Provided information:
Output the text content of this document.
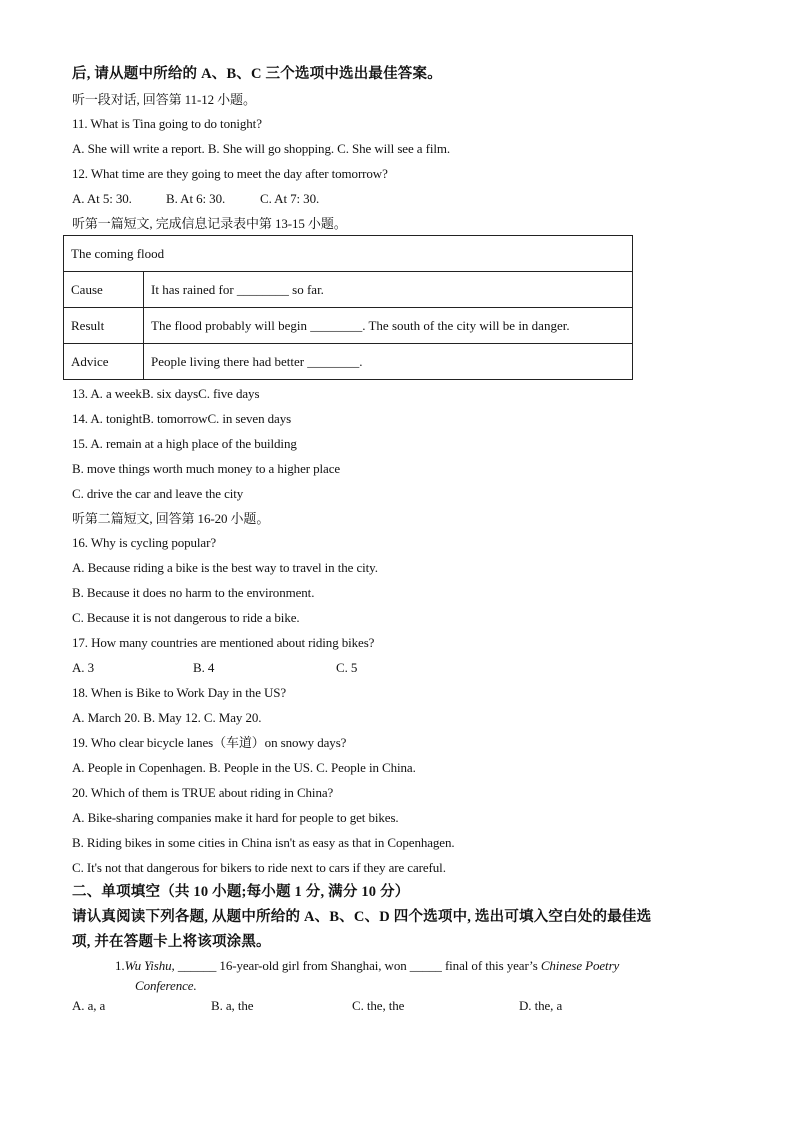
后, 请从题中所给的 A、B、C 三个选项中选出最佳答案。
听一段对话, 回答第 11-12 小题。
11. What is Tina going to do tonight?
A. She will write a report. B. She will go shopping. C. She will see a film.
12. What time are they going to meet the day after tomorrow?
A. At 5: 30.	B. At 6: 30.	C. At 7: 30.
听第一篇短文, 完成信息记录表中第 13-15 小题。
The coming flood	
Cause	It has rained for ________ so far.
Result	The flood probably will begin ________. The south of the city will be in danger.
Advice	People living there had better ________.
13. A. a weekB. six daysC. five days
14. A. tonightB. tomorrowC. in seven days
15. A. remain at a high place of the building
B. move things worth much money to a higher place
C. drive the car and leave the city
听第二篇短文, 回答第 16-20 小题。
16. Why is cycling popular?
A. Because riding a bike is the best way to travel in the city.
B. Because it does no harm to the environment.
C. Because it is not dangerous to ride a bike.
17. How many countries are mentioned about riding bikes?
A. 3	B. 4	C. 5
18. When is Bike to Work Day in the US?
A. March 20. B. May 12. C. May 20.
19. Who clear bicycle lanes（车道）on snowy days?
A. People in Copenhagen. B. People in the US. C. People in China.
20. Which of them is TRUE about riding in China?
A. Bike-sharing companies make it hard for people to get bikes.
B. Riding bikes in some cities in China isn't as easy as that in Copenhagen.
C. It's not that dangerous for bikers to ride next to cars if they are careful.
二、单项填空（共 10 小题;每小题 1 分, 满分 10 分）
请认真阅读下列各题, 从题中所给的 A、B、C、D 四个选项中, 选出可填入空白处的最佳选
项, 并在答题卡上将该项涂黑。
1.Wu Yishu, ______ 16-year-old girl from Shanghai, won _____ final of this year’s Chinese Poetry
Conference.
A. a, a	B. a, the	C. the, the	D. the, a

Given request:
Give the number of lines in the entries that include the string "city", and nothing more.

Result of this task:
3